##### Data for this exercise
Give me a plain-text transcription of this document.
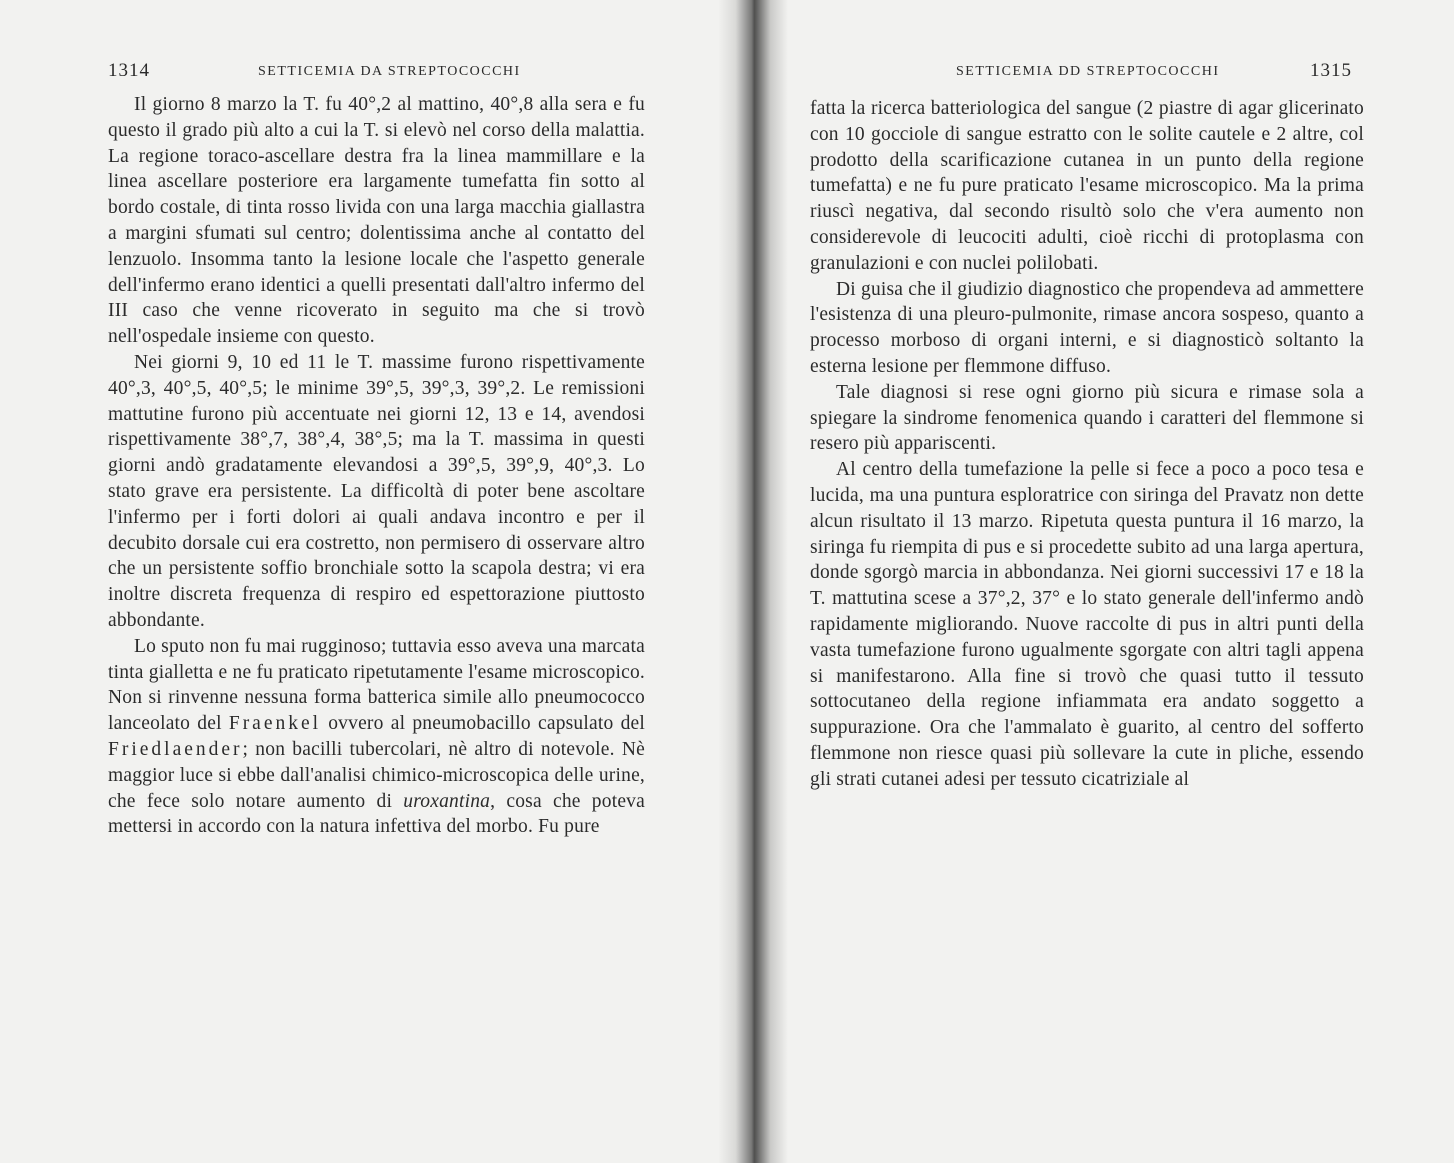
1314	SETTICEMIA DA STREPTOCOCCHI

Il giorno 8 marzo la T. fu 40°,2 al mattino, 40°,8 alla sera e fu questo il grado più alto a cui la T. si elevò nel corso della malattia. La regione toraco-ascellare destra fra la linea mammillare e la linea ascellare posteriore era largamente tumefatta fin sotto al bordo costale, di tinta rosso livida con una larga macchia giallastra a margini sfumati sul centro; dolentissima anche al contatto del lenzuolo. Insomma tanto la lesione locale che l'aspetto generale dell'infermo erano identici a quelli presentati dall'altro infermo del III caso che venne ricoverato in seguito ma che si trovò nell'ospedale insieme con questo.

Nei giorni 9, 10 ed 11 le T. massime furono rispettivamente 40°,3, 40°,5, 40°,5; le minime 39°,5, 39°,3, 39°,2. Le remissioni mattutine furono più accentuate nei giorni 12, 13 e 14, avendosi rispettivamente 38°,7, 38°,4, 38°,5; ma la T. massima in questi giorni andò gradatamente elevandosi a 39°,5, 39°,9, 40°,3. Lo stato grave era persistente. La difficoltà di poter bene ascoltare l'infermo per i forti dolori ai quali andava incontro e per il decubito dorsale cui era costretto, non permisero di osservare altro che un persistente soffio bronchiale sotto la scapola destra; vi era inoltre discreta frequenza di respiro ed espettorazione piuttosto abbondante.

Lo sputo non fu mai rugginoso; tuttavia esso aveva una marcata tinta gialletta e ne fu praticato ripetutamente l'esame microscopico. Non si rinvenne nessuna forma batterica simile allo pneumococco lanceolato del Fraenkel ovvero al pneumobacillo capsulato del Friedlaender; non bacilli tubercolari, nè altro di notevole. Nè maggior luce si ebbe dall'analisi chimico-microscopica delle urine, che fece solo notare aumento di uroxantina, cosa che poteva mettersi in accordo con la natura infettiva del morbo. Fu pure

SETTICEMIA DD STREPTOCOCCHI	1315

fatta la ricerca batteriologica del sangue (2 piastre di agar glicerinato con 10 gocciole di sangue estratto con le solite cautele e 2 altre, col prodotto della scarificazione cutanea in un punto della regione tumefatta) e ne fu pure praticato l'esame microscopico. Ma la prima riuscì negativa, dal secondo risultò solo che v'era aumento non considerevole di leucociti adulti, cioè ricchi di protoplasma con granulazioni e con nuclei polilobati.

Di guisa che il giudizio diagnostico che propendeva ad ammettere l'esistenza di una pleuro-pulmonite, rimase ancora sospeso, quanto a processo morboso di organi interni, e si diagnosticò soltanto la esterna lesione per flemmone diffuso.

Tale diagnosi si rese ogni giorno più sicura e rimase sola a spiegare la sindrome fenomenica quando i caratteri del flemmone si resero più appariscenti.

Al centro della tumefazione la pelle si fece a poco a poco tesa e lucida, ma una puntura esploratrice con siringa del Pravatz non dette alcun risultato il 13 marzo. Ripetuta questa puntura il 16 marzo, la siringa fu riempita di pus e si procedette subito ad una larga apertura, donde sgorgò marcia in abbondanza. Nei giorni successivi 17 e 18 la T. mattutina scese a 37°,2, 37° e lo stato generale dell'infermo andò rapidamente migliorando. Nuove raccolte di pus in altri punti della vasta tumefazione furono ugualmente sgorgate con altri tagli appena si manifestarono. Alla fine si trovò che quasi tutto il tessuto sottocutaneo della regione infiammata era andato soggetto a suppurazione. Ora che l'ammalato è guarito, al centro del sofferto flemmone non riesce quasi più sollevare la cute in pliche, essendo gli strati cutanei adesi per tessuto cicatriziale al
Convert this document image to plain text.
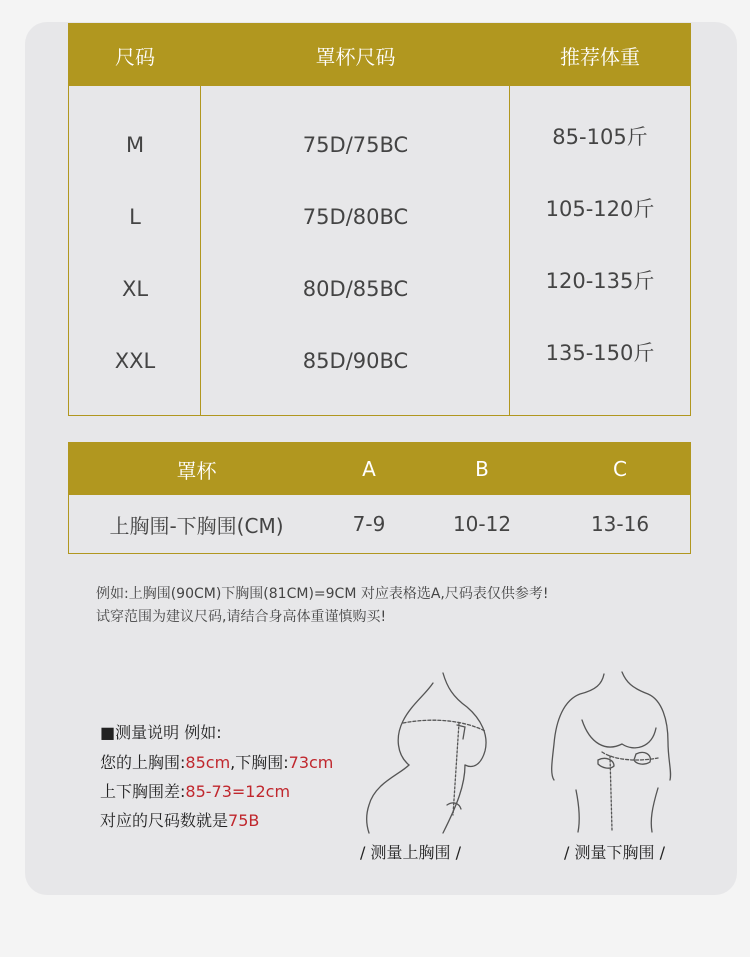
尺码	罩杯尺码	推荐体重
M	75D/75BC	85-105斤
L	75D/80BC	105-120斤
XL	80D/85BC	120-135斤
XXL	85D/90BC	135-150斤
罩杯	A	B	C
上胸围-下胸围(CM)	7-9	10-12	13-16
例如:上胸围(90CM)下胸围(81CM)=9CM 对应表格选A,尺码表仅供参考!
试穿范围为建议尺码,请结合身高体重谨慎购买!
■测量说明 例如:
您的上胸围:85cm,下胸围:73cm
上下胸围差:85-73=12cm
对应的尺码数就是75B
/ 测量上胸围 /	/ 测量下胸围 /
##########
**Task requirements**
Every record above should come back exactly, but without its pictures.

**Exercise solution**
Give me a plain-text transcription of this document.
1314	SETTICEMIA DA STREPTOCOCCHI

Il giorno 8 marzo la T. fu 40°,2 al mattino, 40°,8 alla sera e fu questo il grado più alto a cui la T. si elevò nel corso della malattia. La regione toraco-ascellare destra fra la linea mammillare e la linea ascellare posteriore era largamente tumefatta fin sotto al bordo costale, di tinta rosso livida con una larga macchia giallastra a margini sfumati sul centro; dolentissima anche al contatto del lenzuolo. Insomma tanto la lesione locale che l'aspetto generale dell'infermo erano identici a quelli presentati dall'altro infermo del III caso che venne ricoverato in seguito ma che si trovò nell'ospedale insieme con questo.

Nei giorni 9, 10 ed 11 le T. massime furono rispettivamente 40°,3, 40°,5, 40°,5; le minime 39°,5, 39°,3, 39°,2. Le remissioni mattutine furono più accentuate nei giorni 12, 13 e 14, avendosi rispettivamente 38°,7, 38°,4, 38°,5; ma la T. massima in questi giorni andò gradatamente elevandosi a 39°,5, 39°,9, 40°,3. Lo stato grave era persistente. La difficoltà di poter bene ascoltare l'infermo per i forti dolori ai quali andava incontro e per il decubito dorsale cui era costretto, non permisero di osservare altro che un persistente soffio bronchiale sotto la scapola destra; vi era inoltre discreta frequenza di respiro ed espettorazione piuttosto abbondante.

Lo sputo non fu mai rugginoso; tuttavia esso aveva una marcata tinta gialletta e ne fu praticato ripetutamente l'esame microscopico. Non si rinvenne nessuna forma batterica simile allo pneumococco lanceolato del Fraenkel ovvero al pneumobacillo capsulato del Friedlaender; non bacilli tubercolari, nè altro di notevole. Nè maggior luce si ebbe dall'analisi chimico-microscopica delle urine, che fece solo notare aumento di uroxantina, cosa che poteva mettersi in accordo con la natura infettiva del morbo. Fu pure

SETTICEMIA DD STREPTOCOCCHI	1315

fatta la ricerca batteriologica del sangue (2 piastre di agar glicerinato con 10 gocciole di sangue estratto con le solite cautele e 2 altre, col prodotto della scarificazione cutanea in un punto della regione tumefatta) e ne fu pure praticato l'esame microscopico. Ma la prima riuscì negativa, dal secondo risultò solo che v'era aumento non considerevole di leucociti adulti, cioè ricchi di protoplasma con granulazioni e con nuclei polilobati.

Di guisa che il giudizio diagnostico che propendeva ad ammettere l'esistenza di una pleuro-pulmonite, rimase ancora sospeso, quanto a processo morboso di organi interni, e si diagnosticò soltanto la esterna lesione per flemmone diffuso.

Tale diagnosi si rese ogni giorno più sicura e rimase sola a spiegare la sindrome fenomenica quando i caratteri del flemmone si resero più appariscenti.

Al centro della tumefazione la pelle si fece a poco a poco tesa e lucida, ma una puntura esploratrice con siringa del Pravatz non dette alcun risultato il 13 marzo. Ripetuta questa puntura il 16 marzo, la siringa fu riempita di pus e si procedette subito ad una larga apertura, donde sgorgò marcia in abbondanza. Nei giorni successivi 17 e 18 la T. mattutina scese a 37°,2, 37° e lo stato generale dell'infermo andò rapidamente migliorando. Nuove raccolte di pus in altri punti della vasta tumefazione furono ugualmente sgorgate con altri tagli appena si manifestarono. Alla fine si trovò che quasi tutto il tessuto sottocutaneo della regione infiammata era andato soggetto a suppurazione. Ora che l'ammalato è guarito, al centro del sofferto flemmone non riesce quasi più sollevare la cute in pliche, essendo gli strati cutanei adesi per tessuto cicatriziale al
Convert this document image to plain text.
尺码	罩杯尺码	推荐体重
M	75D/75BC	85-105斤
L	75D/80BC	105-120斤
XL	80D/85BC	120-135斤
XXL	85D/90BC	135-150斤
罩杯	A	B	C
上胸围-下胸围(CM)	7-9	10-12	13-16
例如:上胸围(90CM)下胸围(81CM)=9CM 对应表格选A,尺码表仅供参考!
试穿范围为建议尺码,请结合身高体重谨慎购买!
■测量说明 例如:
您的上胸围:85cm,下胸围:73cm
上下胸围差:85-73=12cm
对应的尺码数就是75B
/ 测量上胸围 /	/ 测量下胸围 /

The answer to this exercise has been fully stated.